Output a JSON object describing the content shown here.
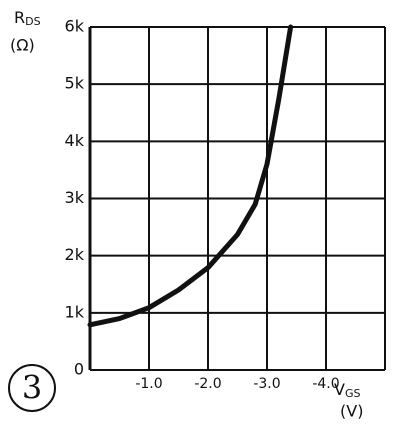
{
  "chart_data": {
    "type": "line",
    "y_label": {
      "main": "R",
      "sub": "DS",
      "unit": "(Ω)"
    },
    "x_label": {
      "main": "V",
      "sub": "GS",
      "unit": "(V)"
    },
    "annotation": "3",
    "x": [
      0,
      -0.5,
      -1.0,
      -1.5,
      -2.0,
      -2.5,
      -2.8,
      -3.0,
      -3.2,
      -3.4
    ],
    "series": [
      {
        "color": "#111111",
        "values": [
          790,
          900,
          1090,
          1400,
          1790,
          2370,
          2900,
          3600,
          4740,
          6000
        ]
      }
    ],
    "xlim": [
      0,
      -5
    ],
    "ylim": [
      0,
      6000
    ],
    "xticks": [
      {
        "value": -1,
        "label": "-1.0"
      },
      {
        "value": -2,
        "label": "-2.0"
      },
      {
        "value": -3,
        "label": "-3.0"
      },
      {
        "value": -4,
        "label": "-4.0"
      }
    ],
    "yticks": [
      0,
      {
        "value": 1000,
        "label": "1k"
      },
      {
        "value": 2000,
        "label": "2k"
      },
      {
        "value": 3000,
        "label": "3k"
      },
      {
        "value": 4000,
        "label": "4k"
      },
      {
        "value": 5000,
        "label": "5k"
      },
      {
        "value": 6000,
        "label": "6k"
      }
    ],
    "grid": true
  }
}
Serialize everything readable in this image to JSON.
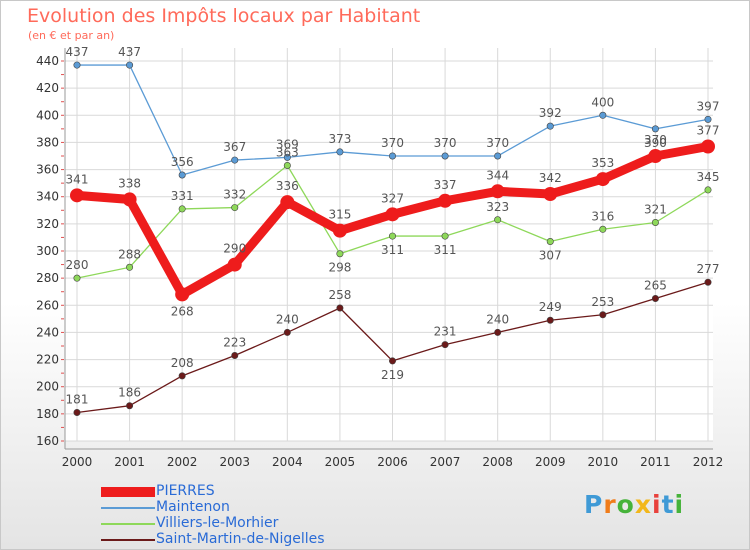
{
  "title": "Evolution des Impôts locaux par Habitant",
  "subtitle": "(en € et par an)",
  "logo": {
    "text": "Proxiti",
    "letter_colors": [
      "#3f9ad6",
      "#f07c1a",
      "#46b33a",
      "#f2b71b",
      "#e8413c",
      "#3f9ad6",
      "#46b33a"
    ]
  },
  "chart_data": {
    "type": "line",
    "x": [
      2000,
      2001,
      2002,
      2003,
      2004,
      2005,
      2006,
      2007,
      2008,
      2009,
      2010,
      2011,
      2012
    ],
    "ylim": [
      160,
      440
    ],
    "yticks": [
      160,
      180,
      200,
      220,
      240,
      260,
      280,
      300,
      320,
      340,
      360,
      380,
      400,
      420,
      440
    ],
    "grid": true,
    "legend_position": "bottom-left",
    "series": [
      {
        "name": "PIERRES",
        "color": "#ee1c1c",
        "values": [
          341,
          338,
          268,
          290,
          336,
          315,
          327,
          337,
          344,
          342,
          353,
          370,
          377
        ]
      },
      {
        "name": "Maintenon",
        "color": "#5b9bd5",
        "values": [
          437,
          437,
          356,
          367,
          369,
          373,
          370,
          370,
          370,
          392,
          400,
          390,
          397
        ]
      },
      {
        "name": "Villiers-le-Morhier",
        "color": "#8ed85a",
        "values": [
          280,
          288,
          331,
          332,
          363,
          298,
          311,
          311,
          323,
          307,
          316,
          321,
          345
        ]
      },
      {
        "name": "Saint-Martin-de-Nigelles",
        "color": "#6b1a1a",
        "values": [
          181,
          186,
          208,
          223,
          240,
          258,
          219,
          231,
          240,
          249,
          253,
          265,
          277
        ]
      }
    ]
  }
}
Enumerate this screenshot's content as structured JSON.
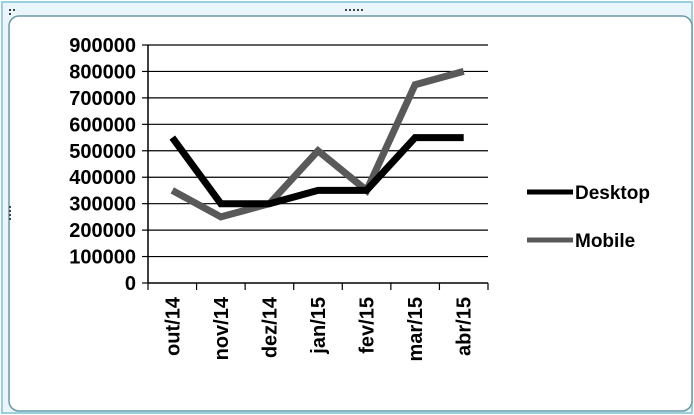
{
  "chart_data": {
    "type": "line",
    "categories": [
      "out/14",
      "nov/14",
      "dez/14",
      "jan/15",
      "fev/15",
      "mar/15",
      "abr/15"
    ],
    "series": [
      {
        "name": "Desktop",
        "color": "#000000",
        "values": [
          550000,
          300000,
          300000,
          350000,
          350000,
          550000,
          550000
        ]
      },
      {
        "name": "Mobile",
        "color": "#595959",
        "values": [
          350000,
          250000,
          300000,
          500000,
          350000,
          750000,
          800000
        ]
      }
    ],
    "yticks": [
      0,
      100000,
      200000,
      300000,
      400000,
      500000,
      600000,
      700000,
      800000,
      900000
    ],
    "ylim": [
      0,
      900000
    ],
    "grid": true,
    "legend": "right",
    "frame_color": "#7ec8d8"
  }
}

# # # #

Aim of the exercise:
Figure out how many lines above include the string "this", then report that number and nothing else.

Written solution:
2